##### INPUT RECORDS #####
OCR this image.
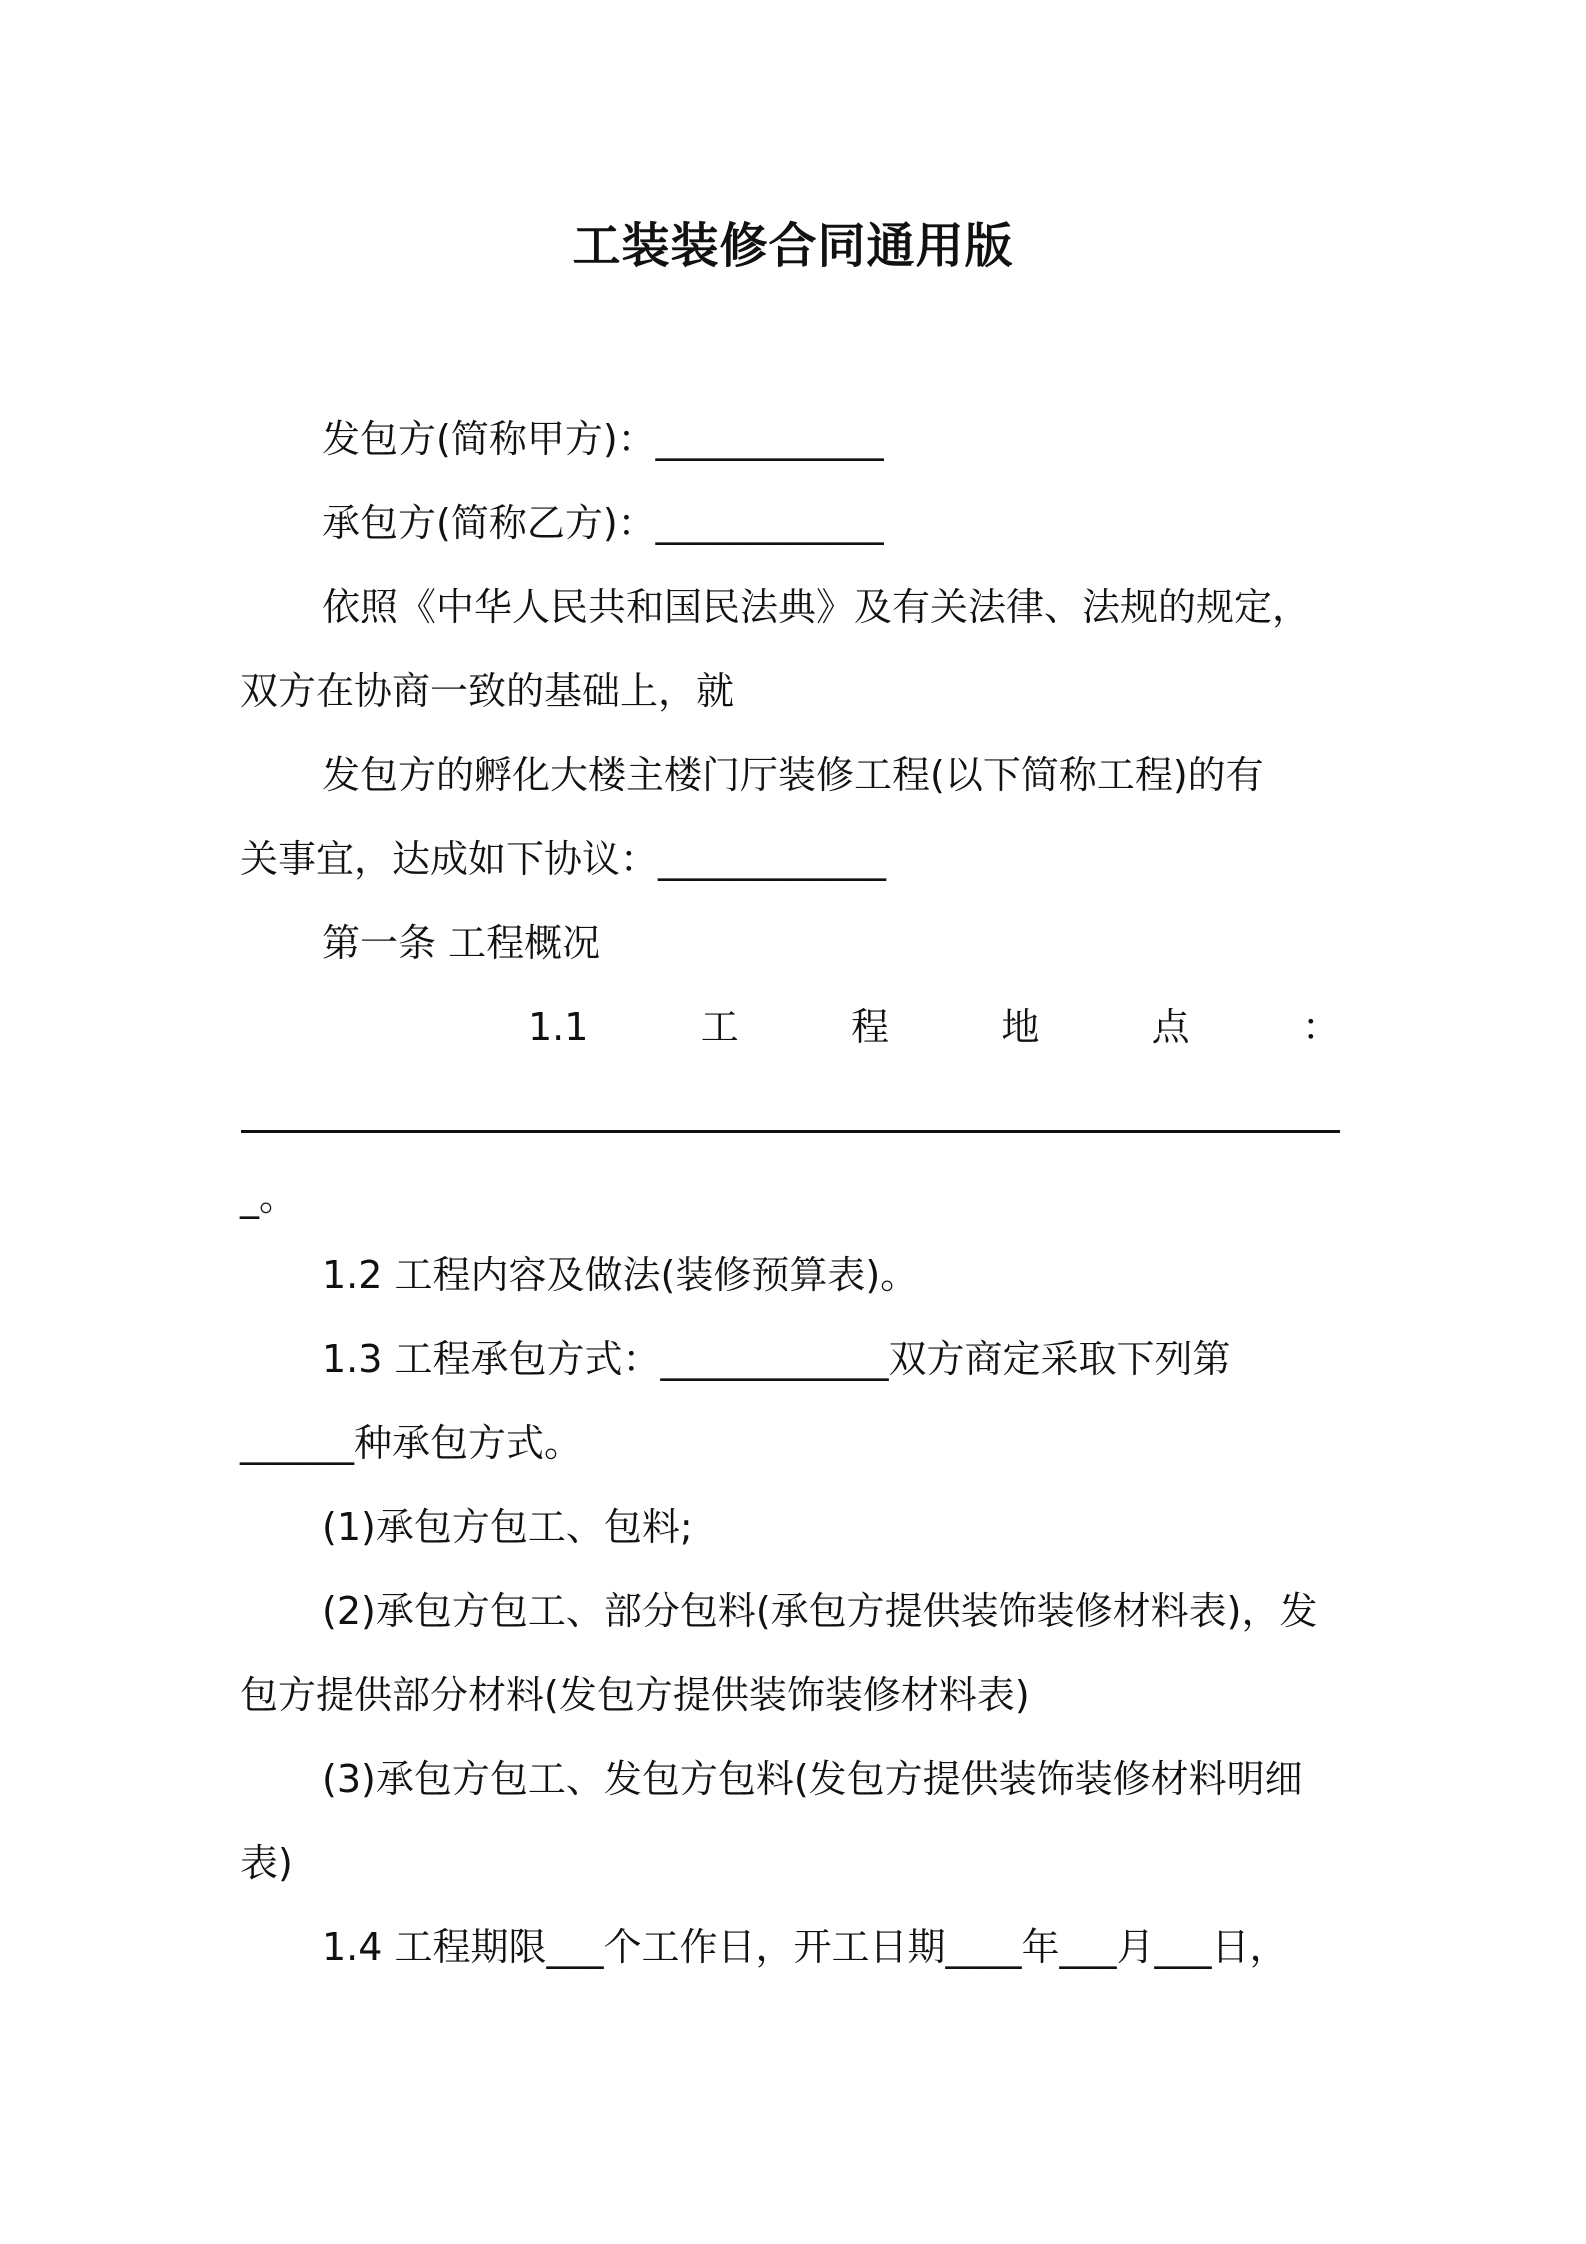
工装装修合同通用版
发包方(简称甲方)：____________
承包方(简称乙方)：____________
依照《中华人民共和国民法典》及有关法律、法规的规定，
双方在协商一致的基础上，就
发包方的孵化大楼主楼门厅装修工程(以下简称工程)的有
关事宜，达成如下协议：____________
第一条 工程概况
1.1	工	程	地	点	：
_。
1.2 工程内容及做法(装修预算表)。
1.3 工程承包方式：____________双方商定采取下列第
______种承包方式。
(1)承包方包工、包料;
(2)承包方包工、部分包料(承包方提供装饰装修材料表)，发
包方提供部分材料(发包方提供装饰装修材料表)
(3)承包方包工、发包方包料(发包方提供装饰装修材料明细
表)
1.4 工程期限___个工作日，开工日期____年___月___日，
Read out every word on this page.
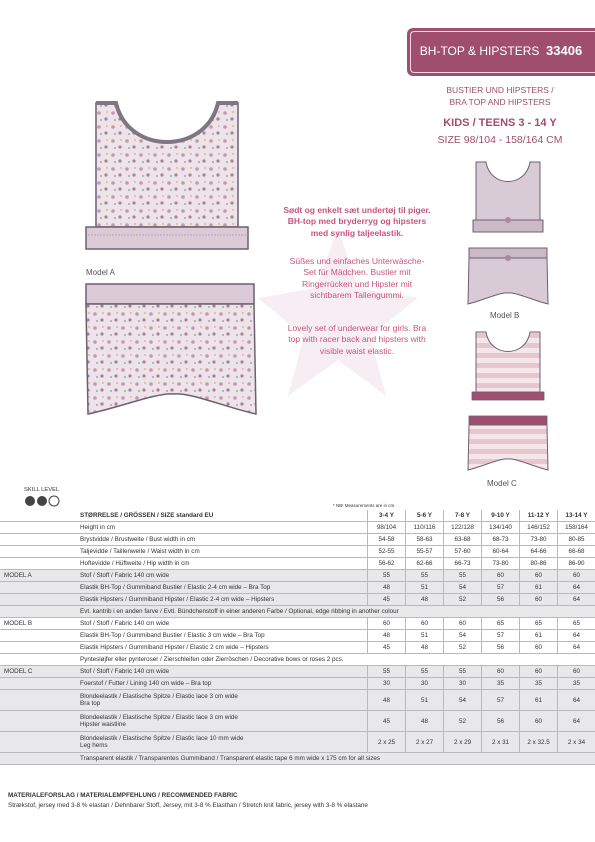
BH-TOP & HIPSTERS 33406
BUSTIER UND HIPSTERS /
BRA TOP AND HIPSTERS
KIDS / TEENS 3 - 14 Y
SIZE 98/104 - 158/164 CM
Model A
Sødt og enkelt sæt undertøj til piger.
BH-top med bryderryg og hipsters
med synlig taljeelastik.
Süßes und einfaches Unterwäsche-
Set für Mädchen. Bustier mit
Ringerrücken und Hipster mit
sichtbarem Tallengummi.
Lovely set of underwear for girls. Bra
top with racer back and hipsters with
visible waist elastic.
Model B
Model C
SKILL LEVEL
* NB! Measurements are in cm.
	STØRRELSE / GRÖSSEN / SIZE standard EU	3-4 Y	5-6 Y	7-8 Y	9-10 Y	11-12 Y	13-14 Y

	Height in cm	98/104	110/116	122/128	134/140	146/152	158/164

	Brystvidde / Brustweite / Bust width in cm	54-58	58-63	63-68	68-73	73-80	80-85

	Taljevidde / Taillenweite / Waist width in cm	52-55	55-57	57-60	60-64	64-66	66-68

	Hoftevidde / Hüftweite / Hip width in cm	56-62	62-66	66-73	73-80	80-86	86-90
MODEL A	Stof / Stoff / Fabric 140 cm wide	55	55	55	60	60	60

	Elastik BH-Top / Gummiband Bustier / Elastic 2-4 cm wide – Bra Top	48	51	54	57	61	64

	Elastik Hipsters / Gummiband Hipster / Elastic 2-4 cm wide – Hipsters	45	48	52	56	60	64

	Evt. kantrib i en anden farve / Evtl. Bündchenstoff in einer anderen Farbe / Optional, edge ribbing in another colour						

MODEL B	Stof / Stoff / Fabric 140 cm wide	60	60	60	65	65	65

	Elastik BH-Top / Gummiband Bustier / Elastic 3 cm wide – Bra Top	48	51	54	57	61	64

	Elastik Hipsters / Gummiband Hipster / Elastic 2 cm wide – Hipsters	45	48	52	56	60	64

	Pyntesløjfer eller pynteroser / Zierschleifen oder Zierröschen / Decorative bows or roses 2 pcs.						

MODEL C	Stof / Stoff / Fabric 140 cm wide	55	55	55	60	60	60

	Foerstof / Futter / Lining 140 cm wide – Bra top	30	30	30	35	35	35

	Blondeelastik / Elastische Spitze / Elastic lace 3 cm wide
Bra top	48	51	54	57	61	64

	Blondeelastik / Elastische Spitze / Elastic lace 3 cm wide
Hipster waistline	45	48	52	56	60	64

	Blondeelastik / Elastische Spitze / Elastic lace 10 mm wide
Leg hems	2 x 25	2 x 27	2 x 29	2 x 31	2 x 32.5	2 x 34

	Transparent elastik / Transparentes Gummiband / Transparent elastic tape 6 mm wide x 175 cm for all sizes						
MATERIALEFORSLAG / MATERIALEMPFEHLUNG / RECOMMENDED FABRIC
Strækstof, jersey med 3-8 % elastan / Dehnbarer Stoff, Jersey, mit 3-8 % Elasthan / Stretch knit fabric, jersey with 3-8 % elastane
#####
_PROBLEM STATEMENT_.
Find every line that includes the string "承包方包工". Report how many there are and nothing else.

_EXERCISE ANSWER_.
3